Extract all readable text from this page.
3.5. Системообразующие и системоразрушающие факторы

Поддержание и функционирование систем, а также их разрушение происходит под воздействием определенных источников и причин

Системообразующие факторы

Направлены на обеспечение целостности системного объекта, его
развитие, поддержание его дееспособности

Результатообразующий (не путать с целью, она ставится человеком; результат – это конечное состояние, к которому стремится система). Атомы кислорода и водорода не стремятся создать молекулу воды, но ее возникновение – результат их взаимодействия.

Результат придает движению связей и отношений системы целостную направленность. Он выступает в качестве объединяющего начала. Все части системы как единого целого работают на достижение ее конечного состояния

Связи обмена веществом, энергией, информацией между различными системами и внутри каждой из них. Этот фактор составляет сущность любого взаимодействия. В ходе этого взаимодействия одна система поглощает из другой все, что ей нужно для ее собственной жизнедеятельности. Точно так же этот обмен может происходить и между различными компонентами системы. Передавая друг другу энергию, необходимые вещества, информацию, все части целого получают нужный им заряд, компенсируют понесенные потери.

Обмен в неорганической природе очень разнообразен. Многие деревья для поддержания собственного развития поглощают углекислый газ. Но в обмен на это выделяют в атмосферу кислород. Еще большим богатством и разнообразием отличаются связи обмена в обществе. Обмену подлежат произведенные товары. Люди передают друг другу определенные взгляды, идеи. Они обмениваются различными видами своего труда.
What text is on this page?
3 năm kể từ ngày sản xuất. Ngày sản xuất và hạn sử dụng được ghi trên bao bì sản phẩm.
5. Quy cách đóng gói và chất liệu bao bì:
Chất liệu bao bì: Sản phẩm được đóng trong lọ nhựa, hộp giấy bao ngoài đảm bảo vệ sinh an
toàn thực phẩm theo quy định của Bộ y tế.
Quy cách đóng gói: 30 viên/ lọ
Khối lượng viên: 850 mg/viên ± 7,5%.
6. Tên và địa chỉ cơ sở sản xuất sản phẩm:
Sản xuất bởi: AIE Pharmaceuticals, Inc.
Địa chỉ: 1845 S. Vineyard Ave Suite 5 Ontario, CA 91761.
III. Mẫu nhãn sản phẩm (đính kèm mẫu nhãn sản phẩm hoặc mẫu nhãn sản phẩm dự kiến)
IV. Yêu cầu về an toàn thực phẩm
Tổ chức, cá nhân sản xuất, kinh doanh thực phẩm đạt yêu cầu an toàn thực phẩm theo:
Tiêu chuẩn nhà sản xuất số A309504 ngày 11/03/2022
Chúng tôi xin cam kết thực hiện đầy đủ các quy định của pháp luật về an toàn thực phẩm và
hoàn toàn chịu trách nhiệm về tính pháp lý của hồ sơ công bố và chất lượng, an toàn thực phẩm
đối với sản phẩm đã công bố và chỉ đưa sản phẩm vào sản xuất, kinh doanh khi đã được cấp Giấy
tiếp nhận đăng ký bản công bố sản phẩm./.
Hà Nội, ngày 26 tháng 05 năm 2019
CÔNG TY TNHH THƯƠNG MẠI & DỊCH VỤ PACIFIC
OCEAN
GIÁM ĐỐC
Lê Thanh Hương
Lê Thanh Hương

### YOUR INSTRUCTIONS
Every line of the material must be returned exactly as it appears.

### ANSWER TO THIS PROBLEM
Extract all readable text from this page.
3.5. Системообразующие и системоразрушающие факторы

Поддержание и функционирование систем, а также их разрушение происходит под воздействием определенных источников и причин

Системообразующие факторы

Направлены на обеспечение целостности системного объекта, его
развитие, поддержание его дееспособности

Результатообразующий (не путать с целью, она ставится человеком; результат – это конечное состояние, к которому стремится система). Атомы кислорода и водорода не стремятся создать молекулу воды, но ее возникновение – результат их взаимодействия.

Результат придает движению связей и отношений системы целостную направленность. Он выступает в качестве объединяющего начала. Все части системы как единого целого работают на достижение ее конечного состояния

Связи обмена веществом, энергией, информацией между различными системами и внутри каждой из них. Этот фактор составляет сущность любого взаимодействия. В ходе этого взаимодействия одна система поглощает из другой все, что ей нужно для ее собственной жизнедеятельности. Точно так же этот обмен может происходить и между различными компонентами системы. Передавая друг другу энергию, необходимые вещества, информацию, все части целого получают нужный им заряд, компенсируют понесенные потери.

Обмен в неорганической природе очень разнообразен. Многие деревья для поддержания собственного развития поглощают углекислый газ. Но в обмен на это выделяют в атмосферу кислород. Еще большим богатством и разнообразием отличаются связи обмена в обществе. Обмену подлежат произведенные товары. Люди передают друг другу определенные взгляды, идеи. Они обмениваются различными видами своего труда.
What text is on this page?
3 năm kể từ ngày sản xuất. Ngày sản xuất và hạn sử dụng được ghi trên bao bì sản phẩm.
5. Quy cách đóng gói và chất liệu bao bì:
Chất liệu bao bì: Sản phẩm được đóng trong lọ nhựa, hộp giấy bao ngoài đảm bảo vệ sinh an
toàn thực phẩm theo quy định của Bộ y tế.
Quy cách đóng gói: 30 viên/ lọ
Khối lượng viên: 850 mg/viên ± 7,5%.
6. Tên và địa chỉ cơ sở sản xuất sản phẩm:
Sản xuất bởi: AIE Pharmaceuticals, Inc.
Địa chỉ: 1845 S. Vineyard Ave Suite 5 Ontario, CA 91761.
III. Mẫu nhãn sản phẩm (đính kèm mẫu nhãn sản phẩm hoặc mẫu nhãn sản phẩm dự kiến)
IV. Yêu cầu về an toàn thực phẩm
Tổ chức, cá nhân sản xuất, kinh doanh thực phẩm đạt yêu cầu an toàn thực phẩm theo:
Tiêu chuẩn nhà sản xuất số A309504 ngày 11/03/2022
Chúng tôi xin cam kết thực hiện đầy đủ các quy định của pháp luật về an toàn thực phẩm và
hoàn toàn chịu trách nhiệm về tính pháp lý của hồ sơ công bố và chất lượng, an toàn thực phẩm
đối với sản phẩm đã công bố và chỉ đưa sản phẩm vào sản xuất, kinh doanh khi đã được cấp Giấy
tiếp nhận đăng ký bản công bố sản phẩm./.
Hà Nội, ngày 26 tháng 05 năm 2019
CÔNG TY TNHH THƯƠNG MẠI & DỊCH VỤ PACIFIC
OCEAN
GIÁM ĐỐC
Lê Thanh Hương
Lê Thanh Hương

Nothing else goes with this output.